-- BEGIN MATERIAL PROVIDED --

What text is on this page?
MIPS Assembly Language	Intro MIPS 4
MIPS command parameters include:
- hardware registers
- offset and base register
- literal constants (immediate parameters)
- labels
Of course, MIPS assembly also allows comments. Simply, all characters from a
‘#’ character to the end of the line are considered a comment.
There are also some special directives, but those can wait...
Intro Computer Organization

-- END MATERIAL PROVIDED --

§ OBJECTIVE
Restate every entry word for word.

§ RESPONSE
What text is on this page?
MIPS Assembly Language	Intro MIPS 4
MIPS command parameters include:
- hardware registers
- offset and base register
- literal constants (immediate parameters)
- labels
Of course, MIPS assembly also allows comments. Simply, all characters from a
‘#’ character to the end of the line are considered a comment.
There are also some special directives, but those can wait...
Intro Computer Organization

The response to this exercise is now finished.